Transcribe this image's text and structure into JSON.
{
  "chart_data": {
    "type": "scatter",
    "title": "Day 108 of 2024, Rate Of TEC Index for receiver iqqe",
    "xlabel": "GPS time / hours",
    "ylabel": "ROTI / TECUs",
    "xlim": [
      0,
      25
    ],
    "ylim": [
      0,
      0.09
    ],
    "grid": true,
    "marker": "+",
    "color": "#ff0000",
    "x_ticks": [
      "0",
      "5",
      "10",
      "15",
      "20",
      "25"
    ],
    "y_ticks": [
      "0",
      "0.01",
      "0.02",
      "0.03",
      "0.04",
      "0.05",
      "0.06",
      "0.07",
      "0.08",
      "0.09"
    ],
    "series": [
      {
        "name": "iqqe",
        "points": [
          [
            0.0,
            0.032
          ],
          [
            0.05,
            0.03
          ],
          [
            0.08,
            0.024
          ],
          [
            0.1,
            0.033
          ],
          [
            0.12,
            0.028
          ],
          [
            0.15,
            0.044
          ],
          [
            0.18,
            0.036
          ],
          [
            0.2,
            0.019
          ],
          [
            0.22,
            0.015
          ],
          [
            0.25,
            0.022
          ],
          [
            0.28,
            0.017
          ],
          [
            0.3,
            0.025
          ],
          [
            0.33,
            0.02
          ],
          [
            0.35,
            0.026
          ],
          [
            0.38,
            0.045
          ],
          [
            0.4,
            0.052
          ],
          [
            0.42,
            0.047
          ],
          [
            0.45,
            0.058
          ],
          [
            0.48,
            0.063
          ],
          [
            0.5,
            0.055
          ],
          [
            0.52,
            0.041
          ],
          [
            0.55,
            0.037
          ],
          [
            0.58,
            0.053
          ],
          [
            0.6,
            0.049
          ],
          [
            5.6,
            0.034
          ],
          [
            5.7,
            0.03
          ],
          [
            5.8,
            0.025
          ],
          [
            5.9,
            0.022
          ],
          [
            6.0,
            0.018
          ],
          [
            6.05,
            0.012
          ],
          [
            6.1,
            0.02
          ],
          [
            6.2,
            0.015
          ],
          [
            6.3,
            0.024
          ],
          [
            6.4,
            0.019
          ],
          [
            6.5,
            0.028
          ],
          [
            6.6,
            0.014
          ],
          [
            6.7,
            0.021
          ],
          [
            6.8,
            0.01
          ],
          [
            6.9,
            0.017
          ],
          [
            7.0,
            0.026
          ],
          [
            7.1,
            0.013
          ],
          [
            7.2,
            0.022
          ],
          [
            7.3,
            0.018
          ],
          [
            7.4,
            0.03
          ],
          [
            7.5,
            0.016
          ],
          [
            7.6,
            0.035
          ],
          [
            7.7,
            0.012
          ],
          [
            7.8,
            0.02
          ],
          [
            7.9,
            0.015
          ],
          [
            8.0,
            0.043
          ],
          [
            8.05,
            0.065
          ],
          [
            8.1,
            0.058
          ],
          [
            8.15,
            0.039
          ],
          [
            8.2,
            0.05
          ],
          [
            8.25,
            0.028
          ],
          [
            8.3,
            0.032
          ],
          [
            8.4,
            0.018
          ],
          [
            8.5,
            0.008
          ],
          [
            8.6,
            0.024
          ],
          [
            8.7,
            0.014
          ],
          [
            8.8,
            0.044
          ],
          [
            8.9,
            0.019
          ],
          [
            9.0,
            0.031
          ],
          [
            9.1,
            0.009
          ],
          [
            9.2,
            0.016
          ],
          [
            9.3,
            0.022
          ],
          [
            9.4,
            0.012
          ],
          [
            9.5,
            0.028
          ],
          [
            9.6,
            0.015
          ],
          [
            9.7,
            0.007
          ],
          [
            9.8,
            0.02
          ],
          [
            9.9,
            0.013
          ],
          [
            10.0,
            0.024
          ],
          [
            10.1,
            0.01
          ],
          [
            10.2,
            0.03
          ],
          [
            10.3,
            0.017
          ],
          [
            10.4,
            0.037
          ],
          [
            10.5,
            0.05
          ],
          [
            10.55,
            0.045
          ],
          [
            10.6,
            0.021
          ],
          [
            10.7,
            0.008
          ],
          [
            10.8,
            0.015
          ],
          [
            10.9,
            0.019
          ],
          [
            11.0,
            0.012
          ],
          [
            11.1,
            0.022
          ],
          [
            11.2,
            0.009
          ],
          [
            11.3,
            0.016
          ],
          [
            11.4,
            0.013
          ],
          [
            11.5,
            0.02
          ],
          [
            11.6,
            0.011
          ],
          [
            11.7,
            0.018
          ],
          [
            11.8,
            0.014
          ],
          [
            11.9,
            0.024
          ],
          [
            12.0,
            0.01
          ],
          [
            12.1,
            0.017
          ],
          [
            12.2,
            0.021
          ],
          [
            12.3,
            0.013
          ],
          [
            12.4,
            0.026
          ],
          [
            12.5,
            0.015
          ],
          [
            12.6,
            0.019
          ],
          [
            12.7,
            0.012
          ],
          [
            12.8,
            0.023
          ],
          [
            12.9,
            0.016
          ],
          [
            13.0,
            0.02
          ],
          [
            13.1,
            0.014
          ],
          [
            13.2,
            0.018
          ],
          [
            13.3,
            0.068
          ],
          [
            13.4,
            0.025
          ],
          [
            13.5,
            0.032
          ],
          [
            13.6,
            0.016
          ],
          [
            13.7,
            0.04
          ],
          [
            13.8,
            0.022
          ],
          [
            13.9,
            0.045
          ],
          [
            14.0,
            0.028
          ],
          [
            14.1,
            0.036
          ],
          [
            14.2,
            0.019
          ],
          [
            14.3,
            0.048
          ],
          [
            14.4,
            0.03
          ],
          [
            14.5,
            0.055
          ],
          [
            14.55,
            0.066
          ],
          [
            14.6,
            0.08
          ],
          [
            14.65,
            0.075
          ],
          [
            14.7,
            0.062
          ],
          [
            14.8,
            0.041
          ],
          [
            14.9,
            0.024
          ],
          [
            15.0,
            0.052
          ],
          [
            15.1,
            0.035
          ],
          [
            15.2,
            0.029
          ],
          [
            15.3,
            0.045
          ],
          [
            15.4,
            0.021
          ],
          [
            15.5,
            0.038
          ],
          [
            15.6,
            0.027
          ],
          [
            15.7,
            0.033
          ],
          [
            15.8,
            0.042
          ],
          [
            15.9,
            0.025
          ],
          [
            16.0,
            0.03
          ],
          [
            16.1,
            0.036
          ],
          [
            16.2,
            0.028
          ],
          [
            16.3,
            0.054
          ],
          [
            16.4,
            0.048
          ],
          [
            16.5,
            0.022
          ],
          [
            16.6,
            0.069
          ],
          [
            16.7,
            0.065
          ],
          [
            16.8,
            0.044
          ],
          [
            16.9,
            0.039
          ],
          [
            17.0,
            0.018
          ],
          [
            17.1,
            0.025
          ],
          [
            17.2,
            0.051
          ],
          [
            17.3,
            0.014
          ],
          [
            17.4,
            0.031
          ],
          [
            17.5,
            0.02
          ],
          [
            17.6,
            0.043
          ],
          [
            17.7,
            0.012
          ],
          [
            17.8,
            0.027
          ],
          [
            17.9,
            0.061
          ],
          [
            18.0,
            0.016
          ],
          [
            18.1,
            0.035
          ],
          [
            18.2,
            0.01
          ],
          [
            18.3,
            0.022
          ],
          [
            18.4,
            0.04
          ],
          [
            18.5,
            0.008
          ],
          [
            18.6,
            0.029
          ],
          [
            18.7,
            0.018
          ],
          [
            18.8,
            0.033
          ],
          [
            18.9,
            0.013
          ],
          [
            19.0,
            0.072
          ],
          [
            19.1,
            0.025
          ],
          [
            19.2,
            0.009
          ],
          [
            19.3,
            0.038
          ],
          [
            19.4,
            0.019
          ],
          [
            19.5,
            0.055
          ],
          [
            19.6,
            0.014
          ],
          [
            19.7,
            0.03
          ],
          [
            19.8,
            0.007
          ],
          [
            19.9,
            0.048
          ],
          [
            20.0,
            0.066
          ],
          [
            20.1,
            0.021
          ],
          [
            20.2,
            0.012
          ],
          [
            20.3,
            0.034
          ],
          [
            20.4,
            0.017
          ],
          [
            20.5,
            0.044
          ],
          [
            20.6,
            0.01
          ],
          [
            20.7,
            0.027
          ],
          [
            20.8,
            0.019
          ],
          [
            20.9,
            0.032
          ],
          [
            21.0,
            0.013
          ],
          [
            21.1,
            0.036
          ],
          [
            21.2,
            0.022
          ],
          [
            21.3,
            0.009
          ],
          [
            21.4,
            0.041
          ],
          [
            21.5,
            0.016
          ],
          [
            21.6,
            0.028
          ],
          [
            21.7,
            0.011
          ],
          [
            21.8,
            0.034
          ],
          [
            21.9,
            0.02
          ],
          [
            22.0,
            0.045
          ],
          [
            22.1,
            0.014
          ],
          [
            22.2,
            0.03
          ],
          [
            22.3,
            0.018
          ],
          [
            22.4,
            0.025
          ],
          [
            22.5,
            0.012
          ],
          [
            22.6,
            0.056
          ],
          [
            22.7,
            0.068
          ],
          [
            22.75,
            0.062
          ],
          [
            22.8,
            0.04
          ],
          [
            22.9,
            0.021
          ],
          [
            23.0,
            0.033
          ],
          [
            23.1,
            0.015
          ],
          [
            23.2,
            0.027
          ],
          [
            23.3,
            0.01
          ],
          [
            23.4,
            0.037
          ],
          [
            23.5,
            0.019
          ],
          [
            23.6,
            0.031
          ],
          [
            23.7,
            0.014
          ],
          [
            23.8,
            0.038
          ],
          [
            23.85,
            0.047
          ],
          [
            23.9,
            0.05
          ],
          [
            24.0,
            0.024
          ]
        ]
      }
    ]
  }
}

******************************

* _YOUR TASK_
Find all lines with "iqqe" in them and copy each one.

* _FINISHED ANSWER_
    "title": "Day 108 of 2024, Rate Of TEC Index for receiver iqqe",
        "name": "iqqe",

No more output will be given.